* _Exercise task_
Reproduce all the entries exactly and keep the pictures out.
= = = = = = =
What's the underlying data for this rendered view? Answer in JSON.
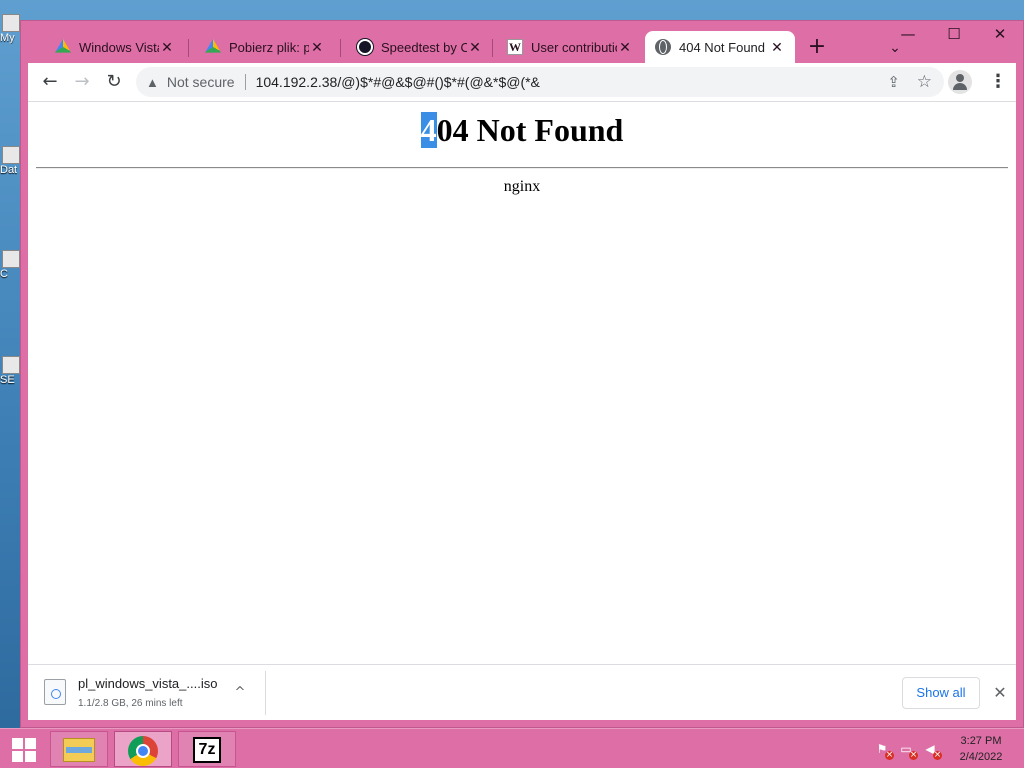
{
  "desktop": {
    "icons": [
      "My",
      "Dat",
      "C",
      "SE"
    ]
  },
  "tabs": [
    {
      "title": "Windows Vista -",
      "icon": "google-drive-icon"
    },
    {
      "title": "Pobierz plik: pl_",
      "icon": "google-drive-icon"
    },
    {
      "title": "Speedtest by Oo",
      "icon": "speedtest-icon"
    },
    {
      "title": "User contributio",
      "icon": "wikipedia-icon"
    },
    {
      "title": "404 Not Found",
      "icon": "globe-icon"
    }
  ],
  "tab_close_glyph": "✕",
  "new_tab_glyph": "+",
  "tab_search_glyph": "⌄",
  "window_controls": {
    "minimize": "—",
    "maximize": "☐",
    "close": "✕"
  },
  "toolbar": {
    "back_glyph": "←",
    "forward_glyph": "→",
    "reload_glyph": "↻",
    "security_label": "Not secure",
    "url": "104.192.2.38/@)$*#@&$@#()$*#(@&*$@(*&",
    "menu_glyph": "⋮"
  },
  "page": {
    "heading_first_char": "4",
    "heading_rest": "04 Not Found",
    "server": "nginx"
  },
  "download": {
    "filename": "pl_windows_vista_....iso",
    "status": "1.1/2.8 GB, 26 mins left",
    "show_all_label": "Show all",
    "close_glyph": "✕",
    "chevron_glyph": "^"
  },
  "taskbar": {
    "apps": [
      "file-explorer",
      "google-chrome",
      "7-zip"
    ],
    "sevenzip_label": "7z",
    "clock_time": "3:27 PM",
    "clock_date": "2/4/2022"
  },
  "colors": {
    "window_frame": "#dd6fa6",
    "selection": "#3a8ee6",
    "link_blue": "#1a73e8"
  }
}
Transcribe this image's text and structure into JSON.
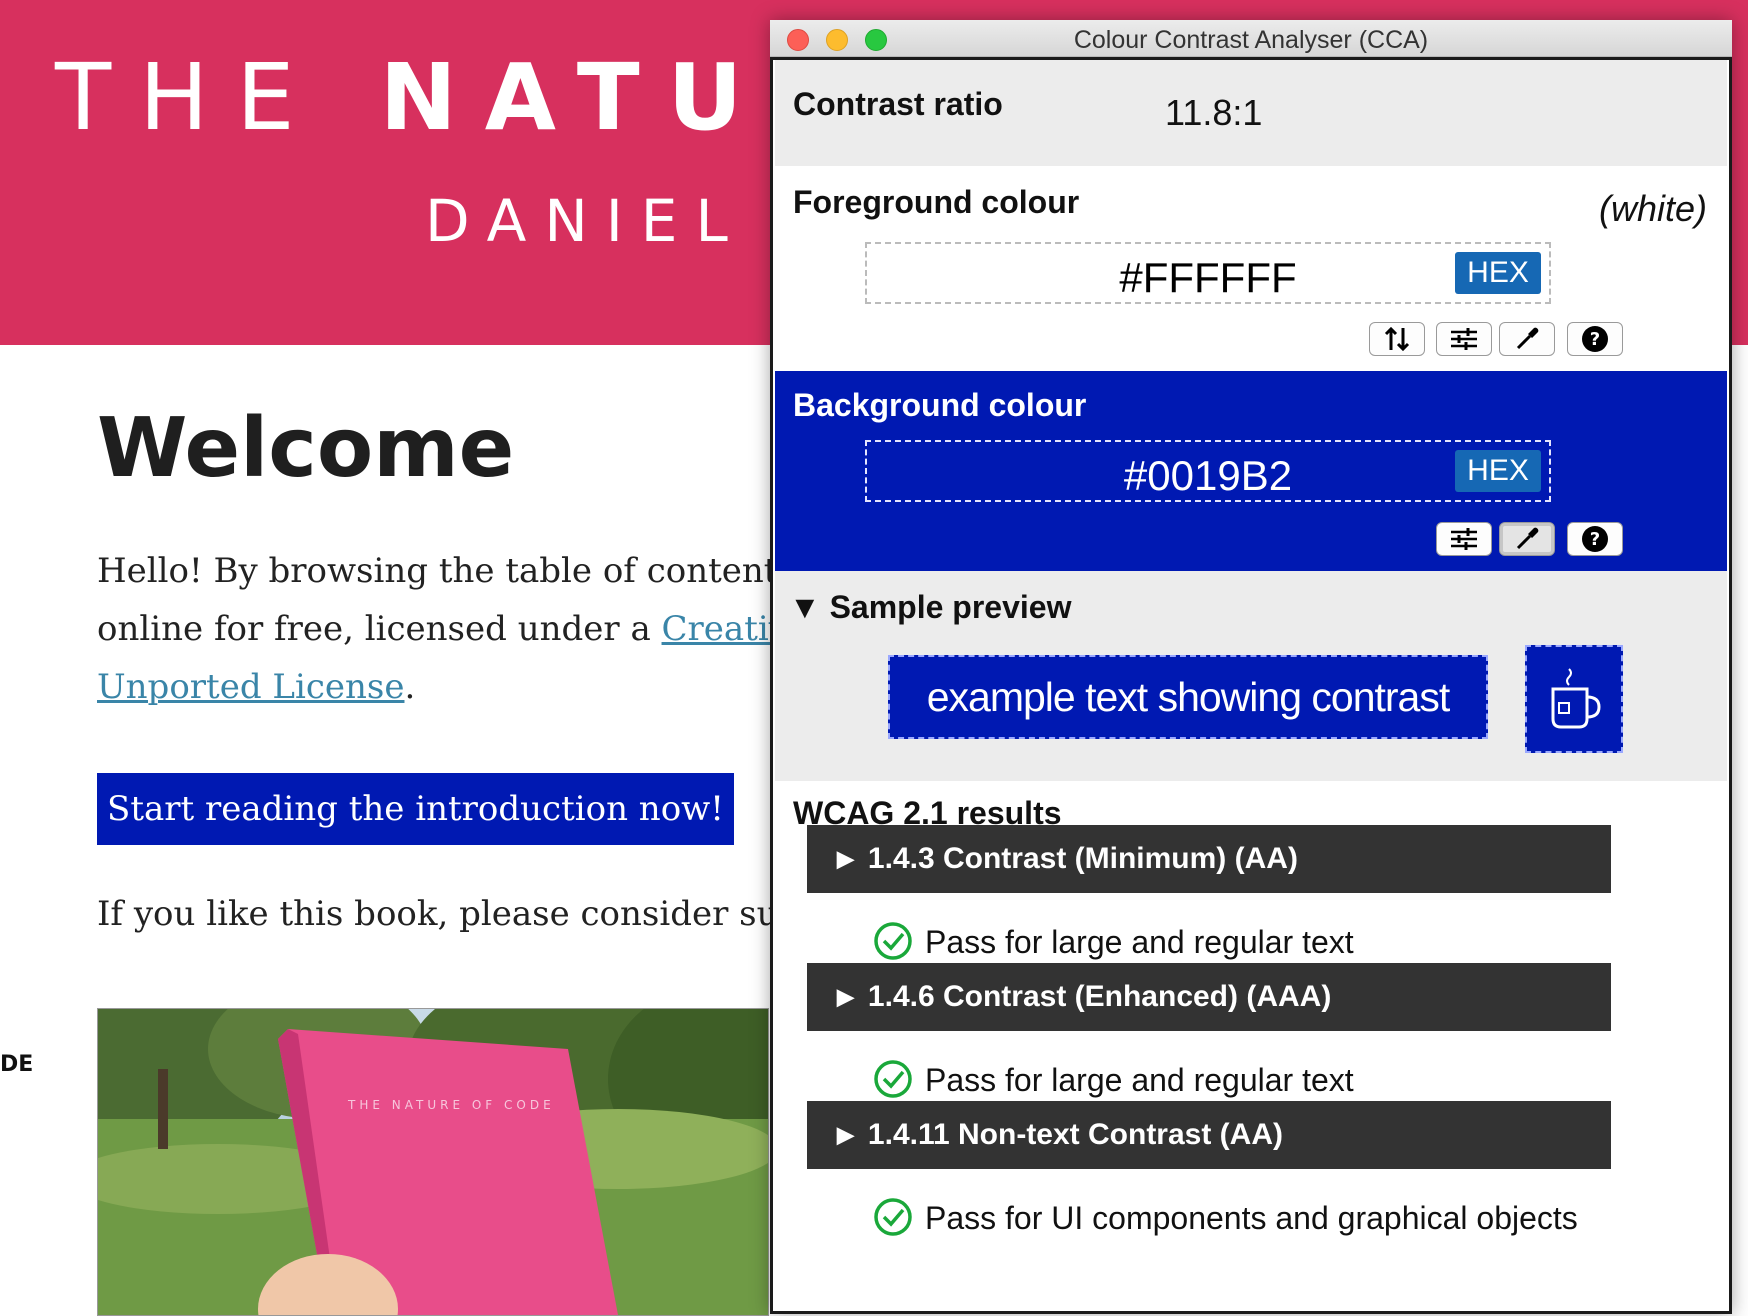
{
  "website": {
    "title_thin": "THE",
    "title_bold": "NATUR",
    "author": "DANIEL S",
    "heading": "Welcome",
    "intro_line1": "Hello! By browsing the table of content",
    "intro_line2": "online for free, licensed under a ",
    "intro_link": "Creativ",
    "intro_link2": "Unported License",
    "intro_end": ".",
    "cta_label": "Start reading the introduction now!",
    "support_text": "If you like this book, please consider su",
    "side_label": "DE",
    "colors": {
      "header": "#d7305e",
      "cta": "#0019b2",
      "link": "#3a85a8"
    }
  },
  "cca": {
    "window_title": "Colour Contrast Analyser (CCA)",
    "contrast_label": "Contrast ratio",
    "contrast_value": "11.8:1",
    "foreground": {
      "label": "Foreground colour",
      "name": "(white)",
      "value": "#FFFFFF",
      "format": "HEX",
      "tools": [
        "swap-icon",
        "sliders-icon",
        "eyedropper-icon",
        "help-icon"
      ]
    },
    "background": {
      "label": "Background colour",
      "value": "#0019B2",
      "format": "HEX",
      "tools": [
        "sliders-icon",
        "eyedropper-icon",
        "help-icon"
      ]
    },
    "sample": {
      "toggle_label": "Sample preview",
      "text": "example text showing contrast",
      "icon": "coffee-cup-icon"
    },
    "wcag": {
      "title": "WCAG 2.1 results",
      "criteria": [
        {
          "label": "1.4.3 Contrast (Minimum) (AA)",
          "result": "Pass for large and regular text"
        },
        {
          "label": "1.4.6 Contrast (Enhanced) (AAA)",
          "result": "Pass for large and regular text"
        },
        {
          "label": "1.4.11 Non-text Contrast (AA)",
          "result": "Pass for UI components and graphical objects"
        }
      ]
    },
    "colors": {
      "fg": "#ffffff",
      "bg": "#0019b2",
      "badge": "#1668b4",
      "criterion_bar": "#333333",
      "pass": "#1aa83a"
    }
  }
}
= = = = = = =
* _Output below_
What's the underlying data for this rendered view? Answer in JSON.
{
  "desktop": {
    "icons": [
      "My",
      "Dat",
      "C",
      "SE"
    ]
  },
  "tabs": [
    {
      "title": "Windows Vista -",
      "icon": "google-drive-icon"
    },
    {
      "title": "Pobierz plik: pl_",
      "icon": "google-drive-icon"
    },
    {
      "title": "Speedtest by Oo",
      "icon": "speedtest-icon"
    },
    {
      "title": "User contributio",
      "icon": "wikipedia-icon"
    },
    {
      "title": "404 Not Found",
      "icon": "globe-icon"
    }
  ],
  "tab_close_glyph": "✕",
  "new_tab_glyph": "+",
  "tab_search_glyph": "⌄",
  "window_controls": {
    "minimize": "—",
    "maximize": "☐",
    "close": "✕"
  },
  "toolbar": {
    "back_glyph": "←",
    "forward_glyph": "→",
    "reload_glyph": "↻",
    "security_label": "Not secure",
    "url": "104.192.2.38/@)$*#@&$@#()$*#(@&*$@(*&",
    "menu_glyph": "⋮"
  },
  "page": {
    "heading_first_char": "4",
    "heading_rest": "04 Not Found",
    "server": "nginx"
  },
  "download": {
    "filename": "pl_windows_vista_....iso",
    "status": "1.1/2.8 GB, 26 mins left",
    "show_all_label": "Show all",
    "close_glyph": "✕",
    "chevron_glyph": "^"
  },
  "taskbar": {
    "apps": [
      "file-explorer",
      "google-chrome",
      "7-zip"
    ],
    "sevenzip_label": "7z",
    "clock_time": "3:27 PM",
    "clock_date": "2/4/2022"
  },
  "colors": {
    "window_frame": "#dd6fa6",
    "selection": "#3a8ee6",
    "link_blue": "#1a73e8"
  }
}
Transcribe this image's text and structure into JSON.
{
  "website": {
    "title_thin": "THE",
    "title_bold": "NATUR",
    "author": "DANIEL S",
    "heading": "Welcome",
    "intro_line1": "Hello! By browsing the table of content",
    "intro_line2": "online for free, licensed under a ",
    "intro_link": "Creativ",
    "intro_link2": "Unported License",
    "intro_end": ".",
    "cta_label": "Start reading the introduction now!",
    "support_text": "If you like this book, please consider su",
    "side_label": "DE",
    "colors": {
      "header": "#d7305e",
      "cta": "#0019b2",
      "link": "#3a85a8"
    }
  },
  "cca": {
    "window_title": "Colour Contrast Analyser (CCA)",
    "contrast_label": "Contrast ratio",
    "contrast_value": "11.8:1",
    "foreground": {
      "label": "Foreground colour",
      "name": "(white)",
      "value": "#FFFFFF",
      "format": "HEX",
      "tools": [
        "swap-icon",
        "sliders-icon",
        "eyedropper-icon",
        "help-icon"
      ]
    },
    "background": {
      "label": "Background colour",
      "value": "#0019B2",
      "format": "HEX",
      "tools": [
        "sliders-icon",
        "eyedropper-icon",
        "help-icon"
      ]
    },
    "sample": {
      "toggle_label": "Sample preview",
      "text": "example text showing contrast",
      "icon": "coffee-cup-icon"
    },
    "wcag": {
      "title": "WCAG 2.1 results",
      "criteria": [
        {
          "label": "1.4.3 Contrast (Minimum) (AA)",
          "result": "Pass for large and regular text"
        },
        {
          "label": "1.4.6 Contrast (Enhanced) (AAA)",
          "result": "Pass for large and regular text"
        },
        {
          "label": "1.4.11 Non-text Contrast (AA)",
          "result": "Pass for UI components and graphical objects"
        }
      ]
    },
    "colors": {
      "fg": "#ffffff",
      "bg": "#0019b2",
      "badge": "#1668b4",
      "criterion_bar": "#333333",
      "pass": "#1aa83a"
    }
  }
}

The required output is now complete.